- Directions for this task:
Extract all lines that hold the string "each".

----- Records shown -----

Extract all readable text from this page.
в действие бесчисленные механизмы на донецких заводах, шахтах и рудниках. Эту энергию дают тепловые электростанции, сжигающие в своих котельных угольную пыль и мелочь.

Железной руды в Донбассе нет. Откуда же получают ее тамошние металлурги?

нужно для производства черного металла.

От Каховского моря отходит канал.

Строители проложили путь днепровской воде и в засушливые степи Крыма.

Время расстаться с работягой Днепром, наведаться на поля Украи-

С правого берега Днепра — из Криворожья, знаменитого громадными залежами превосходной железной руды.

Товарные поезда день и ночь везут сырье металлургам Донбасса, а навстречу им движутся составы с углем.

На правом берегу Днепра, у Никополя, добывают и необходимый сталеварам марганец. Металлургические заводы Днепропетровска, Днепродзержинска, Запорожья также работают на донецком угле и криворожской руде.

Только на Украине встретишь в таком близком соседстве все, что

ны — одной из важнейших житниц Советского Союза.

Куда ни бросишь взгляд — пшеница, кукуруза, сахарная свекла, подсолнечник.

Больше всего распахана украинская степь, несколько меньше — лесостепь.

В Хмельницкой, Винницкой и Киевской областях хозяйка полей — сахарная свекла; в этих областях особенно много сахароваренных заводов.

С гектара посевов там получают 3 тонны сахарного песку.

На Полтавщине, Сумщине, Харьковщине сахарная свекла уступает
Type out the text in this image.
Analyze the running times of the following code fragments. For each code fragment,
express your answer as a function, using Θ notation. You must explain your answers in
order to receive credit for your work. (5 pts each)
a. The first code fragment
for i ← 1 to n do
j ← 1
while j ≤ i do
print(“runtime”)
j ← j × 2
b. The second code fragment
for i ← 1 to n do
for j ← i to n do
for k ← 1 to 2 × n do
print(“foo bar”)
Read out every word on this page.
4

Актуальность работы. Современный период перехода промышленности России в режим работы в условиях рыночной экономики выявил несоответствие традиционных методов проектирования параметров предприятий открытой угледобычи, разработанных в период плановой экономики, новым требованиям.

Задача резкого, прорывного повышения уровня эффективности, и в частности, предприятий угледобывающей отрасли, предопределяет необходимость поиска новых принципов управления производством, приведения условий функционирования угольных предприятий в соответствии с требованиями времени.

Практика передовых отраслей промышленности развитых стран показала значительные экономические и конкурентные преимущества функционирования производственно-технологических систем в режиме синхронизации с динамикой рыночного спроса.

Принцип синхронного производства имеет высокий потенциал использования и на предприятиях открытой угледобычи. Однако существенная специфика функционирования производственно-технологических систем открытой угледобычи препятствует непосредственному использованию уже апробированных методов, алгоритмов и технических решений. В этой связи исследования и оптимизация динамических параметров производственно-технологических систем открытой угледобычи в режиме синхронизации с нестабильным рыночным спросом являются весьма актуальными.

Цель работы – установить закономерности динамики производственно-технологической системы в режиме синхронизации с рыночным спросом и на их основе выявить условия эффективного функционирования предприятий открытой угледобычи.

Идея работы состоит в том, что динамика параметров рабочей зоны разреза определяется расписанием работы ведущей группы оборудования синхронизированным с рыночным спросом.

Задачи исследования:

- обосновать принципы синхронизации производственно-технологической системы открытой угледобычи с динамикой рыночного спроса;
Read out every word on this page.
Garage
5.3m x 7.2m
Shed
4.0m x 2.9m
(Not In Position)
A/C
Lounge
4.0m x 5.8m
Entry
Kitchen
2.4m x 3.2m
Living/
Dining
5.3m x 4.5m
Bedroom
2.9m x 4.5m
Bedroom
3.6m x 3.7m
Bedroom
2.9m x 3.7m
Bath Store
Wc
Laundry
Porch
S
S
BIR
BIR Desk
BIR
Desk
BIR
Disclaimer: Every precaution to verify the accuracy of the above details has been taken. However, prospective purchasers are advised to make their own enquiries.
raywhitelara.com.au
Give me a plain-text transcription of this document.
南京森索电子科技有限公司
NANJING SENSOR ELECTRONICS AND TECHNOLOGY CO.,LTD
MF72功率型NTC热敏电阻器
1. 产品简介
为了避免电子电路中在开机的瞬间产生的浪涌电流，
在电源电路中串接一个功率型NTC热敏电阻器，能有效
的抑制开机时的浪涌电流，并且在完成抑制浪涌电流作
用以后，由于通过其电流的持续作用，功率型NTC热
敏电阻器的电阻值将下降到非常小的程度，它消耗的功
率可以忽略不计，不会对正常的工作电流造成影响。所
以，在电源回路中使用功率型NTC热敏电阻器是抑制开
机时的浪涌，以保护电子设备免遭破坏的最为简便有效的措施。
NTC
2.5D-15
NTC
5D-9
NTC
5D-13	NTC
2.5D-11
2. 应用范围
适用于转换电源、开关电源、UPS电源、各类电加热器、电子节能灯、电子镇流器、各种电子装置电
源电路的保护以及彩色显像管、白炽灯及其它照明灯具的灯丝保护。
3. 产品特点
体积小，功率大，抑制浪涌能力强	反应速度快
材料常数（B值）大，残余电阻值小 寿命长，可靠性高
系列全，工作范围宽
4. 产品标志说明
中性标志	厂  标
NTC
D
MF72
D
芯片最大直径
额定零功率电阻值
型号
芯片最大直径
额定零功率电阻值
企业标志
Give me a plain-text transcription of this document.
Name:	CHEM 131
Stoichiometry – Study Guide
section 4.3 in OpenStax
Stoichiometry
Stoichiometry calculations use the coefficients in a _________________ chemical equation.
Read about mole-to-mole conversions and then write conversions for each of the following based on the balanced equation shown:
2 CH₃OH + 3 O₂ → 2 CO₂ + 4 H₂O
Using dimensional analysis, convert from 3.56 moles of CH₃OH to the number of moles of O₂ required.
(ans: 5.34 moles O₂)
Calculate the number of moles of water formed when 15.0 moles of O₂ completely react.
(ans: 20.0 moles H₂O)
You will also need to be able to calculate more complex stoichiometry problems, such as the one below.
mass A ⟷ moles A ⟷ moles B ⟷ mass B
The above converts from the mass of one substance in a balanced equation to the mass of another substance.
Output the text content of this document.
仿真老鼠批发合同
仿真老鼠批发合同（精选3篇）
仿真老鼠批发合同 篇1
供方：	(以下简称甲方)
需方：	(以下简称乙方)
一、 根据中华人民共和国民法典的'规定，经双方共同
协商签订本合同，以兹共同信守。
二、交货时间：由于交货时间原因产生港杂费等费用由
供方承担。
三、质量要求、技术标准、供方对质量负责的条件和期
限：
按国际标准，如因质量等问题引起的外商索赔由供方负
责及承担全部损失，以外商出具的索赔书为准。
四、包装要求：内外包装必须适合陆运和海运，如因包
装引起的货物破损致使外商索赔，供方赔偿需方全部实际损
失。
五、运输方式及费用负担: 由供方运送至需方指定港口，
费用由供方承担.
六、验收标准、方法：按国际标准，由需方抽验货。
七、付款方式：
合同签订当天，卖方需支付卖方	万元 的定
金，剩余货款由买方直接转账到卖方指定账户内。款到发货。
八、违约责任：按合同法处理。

-----

- Response to this exercise:
Analyze the running times of the following code fragments. For each code fragment,
order to receive credit for your work. (5 pts each)
Read about mole-to-mole conversions and then write conversions for each of the following based on the balanced equation shown:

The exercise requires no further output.